§ ASSIGNMENT:
Find all the lines in the material below with the word "vorausgegangenen", and copy them.
.....
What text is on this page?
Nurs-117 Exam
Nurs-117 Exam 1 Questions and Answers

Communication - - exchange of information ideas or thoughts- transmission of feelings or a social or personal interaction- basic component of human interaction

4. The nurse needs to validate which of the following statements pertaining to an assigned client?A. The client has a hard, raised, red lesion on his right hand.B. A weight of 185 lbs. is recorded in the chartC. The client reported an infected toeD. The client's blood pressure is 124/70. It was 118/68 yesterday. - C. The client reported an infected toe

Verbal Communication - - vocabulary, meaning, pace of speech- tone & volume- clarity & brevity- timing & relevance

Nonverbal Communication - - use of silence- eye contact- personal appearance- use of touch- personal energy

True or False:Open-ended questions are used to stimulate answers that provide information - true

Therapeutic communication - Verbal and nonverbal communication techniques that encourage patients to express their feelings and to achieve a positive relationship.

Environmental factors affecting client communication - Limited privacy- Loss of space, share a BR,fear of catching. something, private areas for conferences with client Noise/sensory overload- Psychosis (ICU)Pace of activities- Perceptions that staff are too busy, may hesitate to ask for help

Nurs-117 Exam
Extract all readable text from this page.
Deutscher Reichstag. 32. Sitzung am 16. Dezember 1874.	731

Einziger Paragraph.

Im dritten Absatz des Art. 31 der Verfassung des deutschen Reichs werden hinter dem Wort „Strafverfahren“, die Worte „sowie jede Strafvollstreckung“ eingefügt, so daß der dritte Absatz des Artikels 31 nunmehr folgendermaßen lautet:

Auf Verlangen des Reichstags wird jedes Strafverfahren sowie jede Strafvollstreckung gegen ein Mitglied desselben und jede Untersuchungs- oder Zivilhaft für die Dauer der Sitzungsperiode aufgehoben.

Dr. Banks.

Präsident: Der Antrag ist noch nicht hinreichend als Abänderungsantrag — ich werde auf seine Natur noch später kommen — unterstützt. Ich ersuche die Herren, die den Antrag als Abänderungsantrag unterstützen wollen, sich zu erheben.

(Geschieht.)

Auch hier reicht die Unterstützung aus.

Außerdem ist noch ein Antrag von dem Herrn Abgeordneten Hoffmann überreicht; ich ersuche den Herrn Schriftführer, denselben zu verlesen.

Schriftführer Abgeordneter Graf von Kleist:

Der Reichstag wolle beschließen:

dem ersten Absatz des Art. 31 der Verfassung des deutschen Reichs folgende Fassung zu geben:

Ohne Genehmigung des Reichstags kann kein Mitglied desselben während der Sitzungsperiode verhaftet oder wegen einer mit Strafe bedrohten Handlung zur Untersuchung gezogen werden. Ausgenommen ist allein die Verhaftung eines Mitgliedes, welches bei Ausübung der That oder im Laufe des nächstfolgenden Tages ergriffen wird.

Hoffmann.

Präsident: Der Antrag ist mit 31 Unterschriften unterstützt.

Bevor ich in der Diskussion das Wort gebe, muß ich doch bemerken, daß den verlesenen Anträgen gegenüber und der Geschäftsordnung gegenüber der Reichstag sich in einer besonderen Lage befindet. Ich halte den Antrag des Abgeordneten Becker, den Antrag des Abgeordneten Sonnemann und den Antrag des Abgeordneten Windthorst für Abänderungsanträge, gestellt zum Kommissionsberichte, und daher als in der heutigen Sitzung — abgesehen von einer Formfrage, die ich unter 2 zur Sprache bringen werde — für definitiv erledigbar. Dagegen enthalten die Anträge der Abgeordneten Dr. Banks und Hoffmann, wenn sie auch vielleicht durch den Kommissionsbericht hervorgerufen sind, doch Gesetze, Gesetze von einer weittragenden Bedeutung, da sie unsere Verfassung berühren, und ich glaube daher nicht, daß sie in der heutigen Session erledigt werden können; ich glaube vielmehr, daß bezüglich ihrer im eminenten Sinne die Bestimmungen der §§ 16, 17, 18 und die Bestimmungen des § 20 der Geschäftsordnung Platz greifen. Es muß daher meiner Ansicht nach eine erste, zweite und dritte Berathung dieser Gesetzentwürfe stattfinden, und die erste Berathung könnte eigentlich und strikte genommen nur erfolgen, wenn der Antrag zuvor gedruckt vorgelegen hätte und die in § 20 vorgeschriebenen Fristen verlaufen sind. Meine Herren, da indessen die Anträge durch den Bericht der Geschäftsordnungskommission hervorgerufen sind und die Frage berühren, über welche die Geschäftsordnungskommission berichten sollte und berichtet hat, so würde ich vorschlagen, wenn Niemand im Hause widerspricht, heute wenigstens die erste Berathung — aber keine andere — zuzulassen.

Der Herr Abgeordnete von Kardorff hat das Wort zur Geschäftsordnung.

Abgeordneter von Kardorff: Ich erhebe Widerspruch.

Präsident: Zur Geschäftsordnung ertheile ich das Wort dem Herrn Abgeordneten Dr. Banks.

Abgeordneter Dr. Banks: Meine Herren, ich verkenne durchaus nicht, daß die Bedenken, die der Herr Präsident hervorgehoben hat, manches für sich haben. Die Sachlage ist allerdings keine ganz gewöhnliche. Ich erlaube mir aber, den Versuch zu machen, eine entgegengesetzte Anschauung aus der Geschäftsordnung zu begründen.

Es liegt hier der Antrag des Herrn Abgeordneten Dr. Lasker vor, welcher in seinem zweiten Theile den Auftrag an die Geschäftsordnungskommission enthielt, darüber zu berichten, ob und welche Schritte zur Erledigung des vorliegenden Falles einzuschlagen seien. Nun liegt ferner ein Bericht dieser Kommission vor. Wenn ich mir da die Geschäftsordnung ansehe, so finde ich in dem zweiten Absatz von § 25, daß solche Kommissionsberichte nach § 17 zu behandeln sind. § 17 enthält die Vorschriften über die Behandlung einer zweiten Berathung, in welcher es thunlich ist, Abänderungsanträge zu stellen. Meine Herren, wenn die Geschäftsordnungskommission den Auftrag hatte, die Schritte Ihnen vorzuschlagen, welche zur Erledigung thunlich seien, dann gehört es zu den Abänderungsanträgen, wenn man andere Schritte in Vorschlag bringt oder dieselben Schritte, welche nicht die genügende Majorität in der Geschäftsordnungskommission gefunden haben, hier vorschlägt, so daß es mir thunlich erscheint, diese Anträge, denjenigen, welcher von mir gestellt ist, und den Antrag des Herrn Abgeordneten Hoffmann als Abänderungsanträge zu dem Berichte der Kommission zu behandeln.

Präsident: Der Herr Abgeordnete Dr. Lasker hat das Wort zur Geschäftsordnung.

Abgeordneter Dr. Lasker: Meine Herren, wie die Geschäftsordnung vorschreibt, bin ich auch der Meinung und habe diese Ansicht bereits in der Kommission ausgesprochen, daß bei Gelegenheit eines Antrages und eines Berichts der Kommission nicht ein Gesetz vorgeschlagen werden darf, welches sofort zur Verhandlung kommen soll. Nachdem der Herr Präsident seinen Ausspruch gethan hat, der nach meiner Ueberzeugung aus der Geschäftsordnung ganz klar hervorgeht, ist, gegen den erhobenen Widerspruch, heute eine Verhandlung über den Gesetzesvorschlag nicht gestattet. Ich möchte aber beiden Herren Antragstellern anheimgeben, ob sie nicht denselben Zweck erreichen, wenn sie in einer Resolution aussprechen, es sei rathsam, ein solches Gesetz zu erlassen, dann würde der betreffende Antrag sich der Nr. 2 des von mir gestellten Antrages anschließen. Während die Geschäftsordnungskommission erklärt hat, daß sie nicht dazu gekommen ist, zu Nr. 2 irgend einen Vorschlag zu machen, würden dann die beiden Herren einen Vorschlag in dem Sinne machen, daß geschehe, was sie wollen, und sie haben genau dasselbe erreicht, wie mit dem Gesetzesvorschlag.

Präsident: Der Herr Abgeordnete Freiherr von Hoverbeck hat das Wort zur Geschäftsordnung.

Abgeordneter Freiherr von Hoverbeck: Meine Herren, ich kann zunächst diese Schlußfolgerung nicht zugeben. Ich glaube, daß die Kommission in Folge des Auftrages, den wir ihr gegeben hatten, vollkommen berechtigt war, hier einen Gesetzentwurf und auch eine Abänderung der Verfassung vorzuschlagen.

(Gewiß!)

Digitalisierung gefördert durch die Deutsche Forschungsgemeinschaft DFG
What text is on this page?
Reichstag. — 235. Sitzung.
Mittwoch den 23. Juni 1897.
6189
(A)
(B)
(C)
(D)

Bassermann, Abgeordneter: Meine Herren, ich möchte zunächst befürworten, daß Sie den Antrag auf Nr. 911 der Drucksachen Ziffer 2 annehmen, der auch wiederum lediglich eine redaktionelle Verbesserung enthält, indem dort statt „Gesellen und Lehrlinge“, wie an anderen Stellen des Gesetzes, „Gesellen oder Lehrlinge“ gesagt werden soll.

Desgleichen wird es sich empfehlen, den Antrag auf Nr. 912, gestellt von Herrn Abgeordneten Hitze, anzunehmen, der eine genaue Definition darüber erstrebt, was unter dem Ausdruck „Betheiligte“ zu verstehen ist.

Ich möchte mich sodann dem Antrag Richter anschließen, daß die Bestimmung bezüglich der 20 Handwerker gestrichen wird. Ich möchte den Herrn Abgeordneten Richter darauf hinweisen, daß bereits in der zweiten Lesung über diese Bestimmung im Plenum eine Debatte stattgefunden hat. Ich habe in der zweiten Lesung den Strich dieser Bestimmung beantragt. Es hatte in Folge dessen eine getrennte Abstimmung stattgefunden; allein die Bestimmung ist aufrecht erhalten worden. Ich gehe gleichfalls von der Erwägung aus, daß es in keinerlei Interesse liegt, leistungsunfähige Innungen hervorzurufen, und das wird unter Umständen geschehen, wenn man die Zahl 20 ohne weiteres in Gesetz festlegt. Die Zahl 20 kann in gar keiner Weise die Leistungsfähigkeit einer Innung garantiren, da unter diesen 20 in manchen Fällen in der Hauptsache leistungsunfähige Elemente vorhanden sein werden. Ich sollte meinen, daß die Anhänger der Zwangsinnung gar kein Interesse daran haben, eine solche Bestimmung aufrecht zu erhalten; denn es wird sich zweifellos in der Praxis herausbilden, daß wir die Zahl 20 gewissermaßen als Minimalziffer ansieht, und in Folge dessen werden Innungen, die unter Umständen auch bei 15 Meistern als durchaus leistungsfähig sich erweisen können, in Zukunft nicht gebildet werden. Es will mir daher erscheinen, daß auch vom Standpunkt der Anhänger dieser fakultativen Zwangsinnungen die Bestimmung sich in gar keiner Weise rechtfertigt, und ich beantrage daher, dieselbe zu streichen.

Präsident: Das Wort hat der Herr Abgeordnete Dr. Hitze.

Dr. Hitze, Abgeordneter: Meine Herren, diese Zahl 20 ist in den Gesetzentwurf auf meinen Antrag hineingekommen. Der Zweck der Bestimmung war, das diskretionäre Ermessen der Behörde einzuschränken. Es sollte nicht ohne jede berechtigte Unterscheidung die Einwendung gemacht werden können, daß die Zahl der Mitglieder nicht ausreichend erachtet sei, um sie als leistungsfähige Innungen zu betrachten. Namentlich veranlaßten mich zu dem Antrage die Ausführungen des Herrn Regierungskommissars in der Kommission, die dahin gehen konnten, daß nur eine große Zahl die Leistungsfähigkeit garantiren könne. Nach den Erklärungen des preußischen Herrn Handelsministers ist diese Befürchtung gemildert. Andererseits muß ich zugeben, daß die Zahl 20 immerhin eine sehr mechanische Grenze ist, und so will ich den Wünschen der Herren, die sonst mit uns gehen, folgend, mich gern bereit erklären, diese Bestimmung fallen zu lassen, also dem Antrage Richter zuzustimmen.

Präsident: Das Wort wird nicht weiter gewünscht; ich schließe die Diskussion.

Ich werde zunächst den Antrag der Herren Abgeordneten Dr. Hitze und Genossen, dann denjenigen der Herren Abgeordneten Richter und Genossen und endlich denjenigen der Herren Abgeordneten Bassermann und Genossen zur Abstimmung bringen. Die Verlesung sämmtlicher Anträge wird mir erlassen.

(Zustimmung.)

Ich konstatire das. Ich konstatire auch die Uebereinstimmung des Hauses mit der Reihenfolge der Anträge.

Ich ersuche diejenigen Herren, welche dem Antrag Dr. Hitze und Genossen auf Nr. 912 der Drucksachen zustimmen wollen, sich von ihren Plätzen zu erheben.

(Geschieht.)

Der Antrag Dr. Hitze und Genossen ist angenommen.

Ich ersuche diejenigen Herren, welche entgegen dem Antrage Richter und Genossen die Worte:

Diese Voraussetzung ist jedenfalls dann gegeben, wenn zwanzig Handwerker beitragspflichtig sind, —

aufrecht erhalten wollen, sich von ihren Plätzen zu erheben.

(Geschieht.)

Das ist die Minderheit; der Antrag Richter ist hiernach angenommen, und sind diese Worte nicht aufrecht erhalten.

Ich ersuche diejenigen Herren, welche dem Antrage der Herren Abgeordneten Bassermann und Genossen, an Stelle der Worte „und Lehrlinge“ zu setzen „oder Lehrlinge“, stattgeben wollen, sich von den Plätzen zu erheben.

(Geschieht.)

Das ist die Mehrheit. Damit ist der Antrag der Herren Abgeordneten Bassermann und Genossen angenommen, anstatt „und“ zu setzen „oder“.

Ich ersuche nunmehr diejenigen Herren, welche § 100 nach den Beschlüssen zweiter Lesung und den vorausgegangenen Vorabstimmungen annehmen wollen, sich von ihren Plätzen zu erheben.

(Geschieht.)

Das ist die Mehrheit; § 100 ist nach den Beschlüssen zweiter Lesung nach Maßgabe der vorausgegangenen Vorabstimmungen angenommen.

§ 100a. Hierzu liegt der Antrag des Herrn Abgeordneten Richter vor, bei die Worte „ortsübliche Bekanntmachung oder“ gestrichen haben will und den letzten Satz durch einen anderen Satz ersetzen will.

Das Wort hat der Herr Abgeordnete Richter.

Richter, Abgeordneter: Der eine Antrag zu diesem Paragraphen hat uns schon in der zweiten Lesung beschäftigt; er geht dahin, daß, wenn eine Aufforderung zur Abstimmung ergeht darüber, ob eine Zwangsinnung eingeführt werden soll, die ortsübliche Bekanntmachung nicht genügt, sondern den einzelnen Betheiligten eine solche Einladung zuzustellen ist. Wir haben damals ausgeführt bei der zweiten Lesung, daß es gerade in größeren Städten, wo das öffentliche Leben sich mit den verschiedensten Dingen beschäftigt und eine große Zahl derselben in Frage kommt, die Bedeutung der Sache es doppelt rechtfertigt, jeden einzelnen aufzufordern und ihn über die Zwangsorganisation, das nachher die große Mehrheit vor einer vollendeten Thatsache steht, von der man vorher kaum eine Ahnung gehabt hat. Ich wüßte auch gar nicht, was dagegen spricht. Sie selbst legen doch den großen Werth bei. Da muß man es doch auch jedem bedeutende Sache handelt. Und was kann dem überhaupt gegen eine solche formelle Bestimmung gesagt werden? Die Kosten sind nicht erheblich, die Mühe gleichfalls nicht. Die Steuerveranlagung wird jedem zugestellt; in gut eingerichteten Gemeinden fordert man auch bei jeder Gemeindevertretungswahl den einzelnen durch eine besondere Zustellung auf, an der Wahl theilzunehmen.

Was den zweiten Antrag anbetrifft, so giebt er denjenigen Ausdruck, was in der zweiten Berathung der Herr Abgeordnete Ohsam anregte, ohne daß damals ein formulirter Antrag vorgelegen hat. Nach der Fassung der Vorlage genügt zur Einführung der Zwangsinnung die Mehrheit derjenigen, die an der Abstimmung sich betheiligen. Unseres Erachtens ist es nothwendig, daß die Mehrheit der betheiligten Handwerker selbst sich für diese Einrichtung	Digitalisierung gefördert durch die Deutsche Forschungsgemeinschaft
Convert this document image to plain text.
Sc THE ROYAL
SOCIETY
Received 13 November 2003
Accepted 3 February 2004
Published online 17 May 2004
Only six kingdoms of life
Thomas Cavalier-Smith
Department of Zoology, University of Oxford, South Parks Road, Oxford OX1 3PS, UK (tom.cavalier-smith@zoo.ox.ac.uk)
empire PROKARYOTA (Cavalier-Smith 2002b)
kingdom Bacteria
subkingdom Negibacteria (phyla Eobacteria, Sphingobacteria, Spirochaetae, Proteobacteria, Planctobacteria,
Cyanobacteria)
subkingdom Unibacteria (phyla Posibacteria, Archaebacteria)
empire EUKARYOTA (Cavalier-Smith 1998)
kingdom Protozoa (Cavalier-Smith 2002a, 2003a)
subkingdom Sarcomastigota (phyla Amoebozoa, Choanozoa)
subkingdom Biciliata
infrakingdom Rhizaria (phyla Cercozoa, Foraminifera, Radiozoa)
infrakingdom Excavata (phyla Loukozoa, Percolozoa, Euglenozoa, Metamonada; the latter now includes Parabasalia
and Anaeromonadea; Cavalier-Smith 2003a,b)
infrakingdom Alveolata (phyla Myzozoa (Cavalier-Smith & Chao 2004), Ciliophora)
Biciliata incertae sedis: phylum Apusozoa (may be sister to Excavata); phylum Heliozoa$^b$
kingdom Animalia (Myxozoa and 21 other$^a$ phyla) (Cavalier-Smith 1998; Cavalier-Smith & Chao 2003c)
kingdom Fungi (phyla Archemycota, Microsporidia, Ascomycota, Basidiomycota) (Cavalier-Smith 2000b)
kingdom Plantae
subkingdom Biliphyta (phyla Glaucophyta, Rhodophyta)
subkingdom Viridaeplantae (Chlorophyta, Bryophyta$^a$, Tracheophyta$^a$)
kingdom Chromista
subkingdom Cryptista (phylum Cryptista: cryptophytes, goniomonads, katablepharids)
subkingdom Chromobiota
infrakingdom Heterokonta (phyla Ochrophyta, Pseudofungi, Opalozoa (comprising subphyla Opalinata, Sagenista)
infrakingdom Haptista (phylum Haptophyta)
.....
§ ANSWER FOR THIS EXERCISE:
Ich ersuche nunmehr diejenigen Herren, welche § 100 nach den Beschlüssen zweiter Lesung und den vorausgegangenen Vorabstimmungen annehmen wollen, sich von ihren Plätzen zu erheben.
Das ist die Mehrheit; § 100 ist nach den Beschlüssen zweiter Lesung nach Maßgabe der vorausgegangenen Vorabstimmungen angenommen.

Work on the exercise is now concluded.